[Source records]
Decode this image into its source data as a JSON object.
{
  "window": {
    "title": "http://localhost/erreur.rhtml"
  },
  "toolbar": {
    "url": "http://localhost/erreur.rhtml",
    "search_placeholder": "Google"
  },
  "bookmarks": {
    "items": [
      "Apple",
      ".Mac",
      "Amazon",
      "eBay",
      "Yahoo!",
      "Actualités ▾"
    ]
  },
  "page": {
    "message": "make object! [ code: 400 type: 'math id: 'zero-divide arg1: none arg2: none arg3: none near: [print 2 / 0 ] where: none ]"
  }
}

[Direction] Go through the listing and print each line exactly as it appears.

[In response]
Decode this image into its source data as a JSON object.
{
  "window": {
    "title": "http://localhost/erreur.rhtml"
  },
  "toolbar": {
    "url": "http://localhost/erreur.rhtml",
    "search_placeholder": "Google"
  },
  "bookmarks": {
    "items": [
      "Apple",
      ".Mac",
      "Amazon",
      "eBay",
      "Yahoo!",
      "Actualités ▾"
    ]
  },
  "page": {
    "message": "make object! [ code: 400 type: 'math id: 'zero-divide arg1: none arg2: none arg3: none near: [print 2 / 0 ] where: none ]"
  }
}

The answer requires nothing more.